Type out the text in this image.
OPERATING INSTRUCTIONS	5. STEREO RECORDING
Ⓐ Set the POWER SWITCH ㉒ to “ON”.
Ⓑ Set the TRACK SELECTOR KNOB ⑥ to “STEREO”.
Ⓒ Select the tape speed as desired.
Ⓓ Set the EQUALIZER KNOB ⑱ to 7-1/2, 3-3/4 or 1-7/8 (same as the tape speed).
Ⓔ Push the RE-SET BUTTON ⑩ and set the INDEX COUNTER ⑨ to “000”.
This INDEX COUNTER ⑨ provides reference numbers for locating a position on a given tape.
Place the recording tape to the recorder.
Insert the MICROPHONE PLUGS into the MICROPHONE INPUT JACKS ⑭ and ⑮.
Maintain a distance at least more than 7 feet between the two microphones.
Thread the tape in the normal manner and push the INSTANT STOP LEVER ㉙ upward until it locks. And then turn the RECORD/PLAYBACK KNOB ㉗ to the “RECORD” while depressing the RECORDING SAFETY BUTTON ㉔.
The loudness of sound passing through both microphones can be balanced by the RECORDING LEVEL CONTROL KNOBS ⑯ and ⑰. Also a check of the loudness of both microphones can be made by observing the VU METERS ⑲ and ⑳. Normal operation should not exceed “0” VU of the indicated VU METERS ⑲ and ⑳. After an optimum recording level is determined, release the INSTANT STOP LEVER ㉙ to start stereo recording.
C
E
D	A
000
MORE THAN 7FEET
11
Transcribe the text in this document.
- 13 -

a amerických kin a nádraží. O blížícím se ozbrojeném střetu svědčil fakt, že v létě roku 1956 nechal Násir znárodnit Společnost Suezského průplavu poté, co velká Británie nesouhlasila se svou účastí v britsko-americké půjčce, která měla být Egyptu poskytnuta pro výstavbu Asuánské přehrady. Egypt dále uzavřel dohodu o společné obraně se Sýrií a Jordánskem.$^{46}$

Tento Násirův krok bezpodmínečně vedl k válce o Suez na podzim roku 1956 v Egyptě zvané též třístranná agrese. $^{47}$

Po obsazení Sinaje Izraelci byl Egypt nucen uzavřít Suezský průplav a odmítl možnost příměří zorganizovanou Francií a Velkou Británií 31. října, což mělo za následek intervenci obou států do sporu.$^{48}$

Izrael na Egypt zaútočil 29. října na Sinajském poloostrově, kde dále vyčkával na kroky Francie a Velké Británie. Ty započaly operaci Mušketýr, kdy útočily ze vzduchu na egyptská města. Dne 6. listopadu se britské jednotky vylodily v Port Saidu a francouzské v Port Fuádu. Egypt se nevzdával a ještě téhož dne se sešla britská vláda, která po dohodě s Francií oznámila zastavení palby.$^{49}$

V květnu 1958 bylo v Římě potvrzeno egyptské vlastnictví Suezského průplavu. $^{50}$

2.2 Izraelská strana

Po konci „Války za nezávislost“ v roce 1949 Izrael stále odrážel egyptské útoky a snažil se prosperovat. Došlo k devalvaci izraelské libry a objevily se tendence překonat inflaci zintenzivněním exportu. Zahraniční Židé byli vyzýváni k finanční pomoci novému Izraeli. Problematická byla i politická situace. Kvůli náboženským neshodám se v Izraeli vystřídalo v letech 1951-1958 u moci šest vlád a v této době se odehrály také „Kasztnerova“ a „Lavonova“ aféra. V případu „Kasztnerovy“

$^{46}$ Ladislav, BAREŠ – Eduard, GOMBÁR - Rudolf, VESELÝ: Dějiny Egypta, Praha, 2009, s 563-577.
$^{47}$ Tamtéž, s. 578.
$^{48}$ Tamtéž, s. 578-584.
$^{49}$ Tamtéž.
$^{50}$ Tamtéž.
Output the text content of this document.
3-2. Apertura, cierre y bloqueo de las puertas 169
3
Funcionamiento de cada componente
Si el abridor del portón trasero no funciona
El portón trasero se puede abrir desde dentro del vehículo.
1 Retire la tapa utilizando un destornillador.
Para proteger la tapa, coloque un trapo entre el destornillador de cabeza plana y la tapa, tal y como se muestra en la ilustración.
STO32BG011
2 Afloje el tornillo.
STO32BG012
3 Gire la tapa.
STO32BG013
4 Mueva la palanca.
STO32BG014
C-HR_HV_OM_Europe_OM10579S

- _REQUIRED TASK_
Repeat every line of the material exactly as given.

- _OUTPUT OF THE TASK_
Type out the text in this image.
OPERATING INSTRUCTIONS	5. STEREO RECORDING
Ⓐ Set the POWER SWITCH ㉒ to “ON”.
Ⓑ Set the TRACK SELECTOR KNOB ⑥ to “STEREO”.
Ⓒ Select the tape speed as desired.
Ⓓ Set the EQUALIZER KNOB ⑱ to 7-1/2, 3-3/4 or 1-7/8 (same as the tape speed).
Ⓔ Push the RE-SET BUTTON ⑩ and set the INDEX COUNTER ⑨ to “000”.
This INDEX COUNTER ⑨ provides reference numbers for locating a position on a given tape.
Place the recording tape to the recorder.
Insert the MICROPHONE PLUGS into the MICROPHONE INPUT JACKS ⑭ and ⑮.
Maintain a distance at least more than 7 feet between the two microphones.
Thread the tape in the normal manner and push the INSTANT STOP LEVER ㉙ upward until it locks. And then turn the RECORD/PLAYBACK KNOB ㉗ to the “RECORD” while depressing the RECORDING SAFETY BUTTON ㉔.
The loudness of sound passing through both microphones can be balanced by the RECORDING LEVEL CONTROL KNOBS ⑯ and ⑰. Also a check of the loudness of both microphones can be made by observing the VU METERS ⑲ and ⑳. Normal operation should not exceed “0” VU of the indicated VU METERS ⑲ and ⑳. After an optimum recording level is determined, release the INSTANT STOP LEVER ㉙ to start stereo recording.
C
E
D	A
000
MORE THAN 7FEET
11
Transcribe the text in this document.
- 13 -

a amerických kin a nádraží. O blížícím se ozbrojeném střetu svědčil fakt, že v létě roku 1956 nechal Násir znárodnit Společnost Suezského průplavu poté, co velká Británie nesouhlasila se svou účastí v britsko-americké půjčce, která měla být Egyptu poskytnuta pro výstavbu Asuánské přehrady. Egypt dále uzavřel dohodu o společné obraně se Sýrií a Jordánskem.$^{46}$

Tento Násirův krok bezpodmínečně vedl k válce o Suez na podzim roku 1956 v Egyptě zvané též třístranná agrese. $^{47}$

Po obsazení Sinaje Izraelci byl Egypt nucen uzavřít Suezský průplav a odmítl možnost příměří zorganizovanou Francií a Velkou Británií 31. října, což mělo za následek intervenci obou států do sporu.$^{48}$

Izrael na Egypt zaútočil 29. října na Sinajském poloostrově, kde dále vyčkával na kroky Francie a Velké Británie. Ty započaly operaci Mušketýr, kdy útočily ze vzduchu na egyptská města. Dne 6. listopadu se britské jednotky vylodily v Port Saidu a francouzské v Port Fuádu. Egypt se nevzdával a ještě téhož dne se sešla britská vláda, která po dohodě s Francií oznámila zastavení palby.$^{49}$

V květnu 1958 bylo v Římě potvrzeno egyptské vlastnictví Suezského průplavu. $^{50}$

2.2 Izraelská strana

Po konci „Války za nezávislost“ v roce 1949 Izrael stále odrážel egyptské útoky a snažil se prosperovat. Došlo k devalvaci izraelské libry a objevily se tendence překonat inflaci zintenzivněním exportu. Zahraniční Židé byli vyzýváni k finanční pomoci novému Izraeli. Problematická byla i politická situace. Kvůli náboženským neshodám se v Izraeli vystřídalo v letech 1951-1958 u moci šest vlád a v této době se odehrály také „Kasztnerova“ a „Lavonova“ aféra. V případu „Kasztnerovy“

$^{46}$ Ladislav, BAREŠ – Eduard, GOMBÁR - Rudolf, VESELÝ: Dějiny Egypta, Praha, 2009, s 563-577.
$^{47}$ Tamtéž, s. 578.
$^{48}$ Tamtéž, s. 578-584.
$^{49}$ Tamtéž.
$^{50}$ Tamtéž.
Output the text content of this document.
3-2. Apertura, cierre y bloqueo de las puertas 169
3
Funcionamiento de cada componente
Si el abridor del portón trasero no funciona
El portón trasero se puede abrir desde dentro del vehículo.
1 Retire la tapa utilizando un destornillador.
Para proteger la tapa, coloque un trapo entre el destornillador de cabeza plana y la tapa, tal y como se muestra en la ilustración.
STO32BG011
2 Afloje el tornillo.
STO32BG012
3 Gire la tapa.
STO32BG013
4 Mueva la palanca.
STO32BG014
C-HR_HV_OM_Europe_OM10579S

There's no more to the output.